- STATED GOAL:
Without skipping anything, write out each record below exactly.

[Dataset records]
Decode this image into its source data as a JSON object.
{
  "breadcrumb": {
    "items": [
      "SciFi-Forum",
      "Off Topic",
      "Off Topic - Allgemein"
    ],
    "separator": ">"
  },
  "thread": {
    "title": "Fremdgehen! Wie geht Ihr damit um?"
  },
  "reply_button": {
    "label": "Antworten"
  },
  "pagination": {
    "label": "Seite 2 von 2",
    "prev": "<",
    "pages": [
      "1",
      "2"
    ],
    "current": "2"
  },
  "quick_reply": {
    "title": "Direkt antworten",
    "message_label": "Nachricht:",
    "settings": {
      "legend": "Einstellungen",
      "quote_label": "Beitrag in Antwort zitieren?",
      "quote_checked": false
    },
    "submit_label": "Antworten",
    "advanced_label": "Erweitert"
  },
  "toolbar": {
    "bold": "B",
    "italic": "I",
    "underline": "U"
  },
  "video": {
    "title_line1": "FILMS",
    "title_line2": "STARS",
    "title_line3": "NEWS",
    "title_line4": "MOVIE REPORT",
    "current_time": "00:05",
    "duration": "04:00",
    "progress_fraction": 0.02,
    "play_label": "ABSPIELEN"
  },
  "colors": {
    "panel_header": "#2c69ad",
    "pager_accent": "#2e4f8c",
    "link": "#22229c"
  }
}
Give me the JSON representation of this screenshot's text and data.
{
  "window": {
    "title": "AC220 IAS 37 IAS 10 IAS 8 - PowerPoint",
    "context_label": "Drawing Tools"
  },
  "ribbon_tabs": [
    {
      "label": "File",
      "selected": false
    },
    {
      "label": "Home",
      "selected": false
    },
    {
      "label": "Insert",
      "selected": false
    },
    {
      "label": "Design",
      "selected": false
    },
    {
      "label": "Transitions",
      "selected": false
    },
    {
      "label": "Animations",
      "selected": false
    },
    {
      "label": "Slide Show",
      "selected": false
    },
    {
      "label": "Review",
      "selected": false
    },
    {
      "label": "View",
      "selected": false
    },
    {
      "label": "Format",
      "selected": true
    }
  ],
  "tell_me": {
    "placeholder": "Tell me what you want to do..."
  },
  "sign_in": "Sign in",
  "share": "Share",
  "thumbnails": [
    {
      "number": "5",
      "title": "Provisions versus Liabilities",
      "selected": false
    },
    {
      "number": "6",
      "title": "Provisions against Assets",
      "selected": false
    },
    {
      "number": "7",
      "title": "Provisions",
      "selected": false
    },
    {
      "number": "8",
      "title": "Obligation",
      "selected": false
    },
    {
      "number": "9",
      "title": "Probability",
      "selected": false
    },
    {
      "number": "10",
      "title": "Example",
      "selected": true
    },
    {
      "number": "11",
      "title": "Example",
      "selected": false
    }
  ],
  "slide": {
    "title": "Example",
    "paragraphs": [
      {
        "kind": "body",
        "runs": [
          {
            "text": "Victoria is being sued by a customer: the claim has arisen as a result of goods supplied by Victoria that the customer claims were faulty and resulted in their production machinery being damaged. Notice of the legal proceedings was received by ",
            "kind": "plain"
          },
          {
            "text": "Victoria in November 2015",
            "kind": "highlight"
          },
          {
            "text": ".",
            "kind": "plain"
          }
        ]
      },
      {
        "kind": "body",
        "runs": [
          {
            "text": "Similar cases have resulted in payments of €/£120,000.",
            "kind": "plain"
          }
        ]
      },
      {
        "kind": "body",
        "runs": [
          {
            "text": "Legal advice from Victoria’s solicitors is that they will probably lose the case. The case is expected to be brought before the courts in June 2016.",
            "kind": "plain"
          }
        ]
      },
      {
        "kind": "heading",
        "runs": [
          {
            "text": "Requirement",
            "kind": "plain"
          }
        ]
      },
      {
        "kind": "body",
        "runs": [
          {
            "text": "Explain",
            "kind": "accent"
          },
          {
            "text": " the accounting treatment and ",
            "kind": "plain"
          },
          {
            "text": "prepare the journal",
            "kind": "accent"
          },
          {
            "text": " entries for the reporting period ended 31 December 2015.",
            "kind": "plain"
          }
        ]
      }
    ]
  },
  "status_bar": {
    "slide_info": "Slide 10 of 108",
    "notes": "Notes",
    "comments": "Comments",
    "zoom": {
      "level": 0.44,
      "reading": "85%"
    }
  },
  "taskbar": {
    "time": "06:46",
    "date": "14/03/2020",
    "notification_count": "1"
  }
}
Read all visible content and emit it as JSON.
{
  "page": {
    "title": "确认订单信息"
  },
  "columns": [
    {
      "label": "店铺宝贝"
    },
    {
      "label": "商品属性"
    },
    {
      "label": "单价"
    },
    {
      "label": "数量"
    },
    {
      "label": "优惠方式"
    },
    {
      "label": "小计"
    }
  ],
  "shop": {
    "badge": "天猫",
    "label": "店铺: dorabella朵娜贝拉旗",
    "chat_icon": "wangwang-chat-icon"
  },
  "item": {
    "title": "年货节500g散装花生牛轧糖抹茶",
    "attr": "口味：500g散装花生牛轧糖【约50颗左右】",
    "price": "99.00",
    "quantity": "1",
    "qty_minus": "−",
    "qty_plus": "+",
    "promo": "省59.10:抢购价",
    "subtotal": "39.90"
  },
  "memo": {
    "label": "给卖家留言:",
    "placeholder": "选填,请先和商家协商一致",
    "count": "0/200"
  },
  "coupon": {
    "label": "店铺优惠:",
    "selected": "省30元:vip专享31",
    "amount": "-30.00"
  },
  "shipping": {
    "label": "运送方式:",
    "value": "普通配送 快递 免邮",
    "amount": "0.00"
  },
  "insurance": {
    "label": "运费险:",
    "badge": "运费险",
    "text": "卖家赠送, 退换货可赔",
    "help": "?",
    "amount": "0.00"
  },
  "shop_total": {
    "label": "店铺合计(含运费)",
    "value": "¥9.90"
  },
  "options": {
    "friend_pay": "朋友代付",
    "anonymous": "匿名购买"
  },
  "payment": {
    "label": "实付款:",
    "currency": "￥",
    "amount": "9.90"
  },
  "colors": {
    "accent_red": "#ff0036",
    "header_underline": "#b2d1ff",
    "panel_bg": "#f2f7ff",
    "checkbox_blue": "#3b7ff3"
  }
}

- OUTPUT:
Decode this image into its source data as a JSON object.
{
  "breadcrumb": {
    "items": [
      "SciFi-Forum",
      "Off Topic",
      "Off Topic - Allgemein"
    ],
    "separator": ">"
  },
  "thread": {
    "title": "Fremdgehen! Wie geht Ihr damit um?"
  },
  "reply_button": {
    "label": "Antworten"
  },
  "pagination": {
    "label": "Seite 2 von 2",
    "prev": "<",
    "pages": [
      "1",
      "2"
    ],
    "current": "2"
  },
  "quick_reply": {
    "title": "Direkt antworten",
    "message_label": "Nachricht:",
    "settings": {
      "legend": "Einstellungen",
      "quote_label": "Beitrag in Antwort zitieren?",
      "quote_checked": false
    },
    "submit_label": "Antworten",
    "advanced_label": "Erweitert"
  },
  "toolbar": {
    "bold": "B",
    "italic": "I",
    "underline": "U"
  },
  "video": {
    "title_line1": "FILMS",
    "title_line2": "STARS",
    "title_line3": "NEWS",
    "title_line4": "MOVIE REPORT",
    "current_time": "00:05",
    "duration": "04:00",
    "progress_fraction": 0.02,
    "play_label": "ABSPIELEN"
  },
  "colors": {
    "panel_header": "#2c69ad",
    "pager_accent": "#2e4f8c",
    "link": "#22229c"
  }
}
Give me the JSON representation of this screenshot's text and data.
{
  "window": {
    "title": "AC220 IAS 37 IAS 10 IAS 8 - PowerPoint",
    "context_label": "Drawing Tools"
  },
  "ribbon_tabs": [
    {
      "label": "File",
      "selected": false
    },
    {
      "label": "Home",
      "selected": false
    },
    {
      "label": "Insert",
      "selected": false
    },
    {
      "label": "Design",
      "selected": false
    },
    {
      "label": "Transitions",
      "selected": false
    },
    {
      "label": "Animations",
      "selected": false
    },
    {
      "label": "Slide Show",
      "selected": false
    },
    {
      "label": "Review",
      "selected": false
    },
    {
      "label": "View",
      "selected": false
    },
    {
      "label": "Format",
      "selected": true
    }
  ],
  "tell_me": {
    "placeholder": "Tell me what you want to do..."
  },
  "sign_in": "Sign in",
  "share": "Share",
  "thumbnails": [
    {
      "number": "5",
      "title": "Provisions versus Liabilities",
      "selected": false
    },
    {
      "number": "6",
      "title": "Provisions against Assets",
      "selected": false
    },
    {
      "number": "7",
      "title": "Provisions",
      "selected": false
    },
    {
      "number": "8",
      "title": "Obligation",
      "selected": false
    },
    {
      "number": "9",
      "title": "Probability",
      "selected": false
    },
    {
      "number": "10",
      "title": "Example",
      "selected": true
    },
    {
      "number": "11",
      "title": "Example",
      "selected": false
    }
  ],
  "slide": {
    "title": "Example",
    "paragraphs": [
      {
        "kind": "body",
        "runs": [
          {
            "text": "Victoria is being sued by a customer: the claim has arisen as a result of goods supplied by Victoria that the customer claims were faulty and resulted in their production machinery being damaged. Notice of the legal proceedings was received by ",
            "kind": "plain"
          },
          {
            "text": "Victoria in November 2015",
            "kind": "highlight"
          },
          {
            "text": ".",
            "kind": "plain"
          }
        ]
      },
      {
        "kind": "body",
        "runs": [
          {
            "text": "Similar cases have resulted in payments of €/£120,000.",
            "kind": "plain"
          }
        ]
      },
      {
        "kind": "body",
        "runs": [
          {
            "text": "Legal advice from Victoria’s solicitors is that they will probably lose the case. The case is expected to be brought before the courts in June 2016.",
            "kind": "plain"
          }
        ]
      },
      {
        "kind": "heading",
        "runs": [
          {
            "text": "Requirement",
            "kind": "plain"
          }
        ]
      },
      {
        "kind": "body",
        "runs": [
          {
            "text": "Explain",
            "kind": "accent"
          },
          {
            "text": " the accounting treatment and ",
            "kind": "plain"
          },
          {
            "text": "prepare the journal",
            "kind": "accent"
          },
          {
            "text": " entries for the reporting period ended 31 December 2015.",
            "kind": "plain"
          }
        ]
      }
    ]
  },
  "status_bar": {
    "slide_info": "Slide 10 of 108",
    "notes": "Notes",
    "comments": "Comments",
    "zoom": {
      "level": 0.44,
      "reading": "85%"
    }
  },
  "taskbar": {
    "time": "06:46",
    "date": "14/03/2020",
    "notification_count": "1"
  }
}
Read all visible content and emit it as JSON.
{
  "page": {
    "title": "确认订单信息"
  },
  "columns": [
    {
      "label": "店铺宝贝"
    },
    {
      "label": "商品属性"
    },
    {
      "label": "单价"
    },
    {
      "label": "数量"
    },
    {
      "label": "优惠方式"
    },
    {
      "label": "小计"
    }
  ],
  "shop": {
    "badge": "天猫",
    "label": "店铺: dorabella朵娜贝拉旗",
    "chat_icon": "wangwang-chat-icon"
  },
  "item": {
    "title": "年货节500g散装花生牛轧糖抹茶",
    "attr": "口味：500g散装花生牛轧糖【约50颗左右】",
    "price": "99.00",
    "quantity": "1",
    "qty_minus": "−",
    "qty_plus": "+",
    "promo": "省59.10:抢购价",
    "subtotal": "39.90"
  },
  "memo": {
    "label": "给卖家留言:",
    "placeholder": "选填,请先和商家协商一致",
    "count": "0/200"
  },
  "coupon": {
    "label": "店铺优惠:",
    "selected": "省30元:vip专享31",
    "amount": "-30.00"
  },
  "shipping": {
    "label": "运送方式:",
    "value": "普通配送 快递 免邮",
    "amount": "0.00"
  },
  "insurance": {
    "label": "运费险:",
    "badge": "运费险",
    "text": "卖家赠送, 退换货可赔",
    "help": "?",
    "amount": "0.00"
  },
  "shop_total": {
    "label": "店铺合计(含运费)",
    "value": "¥9.90"
  },
  "options": {
    "friend_pay": "朋友代付",
    "anonymous": "匿名购买"
  },
  "payment": {
    "label": "实付款:",
    "currency": "￥",
    "amount": "9.90"
  },
  "colors": {
    "accent_red": "#ff0036",
    "header_underline": "#b2d1ff",
    "panel_bg": "#f2f7ff",
    "checkbox_blue": "#3b7ff3"
  }
}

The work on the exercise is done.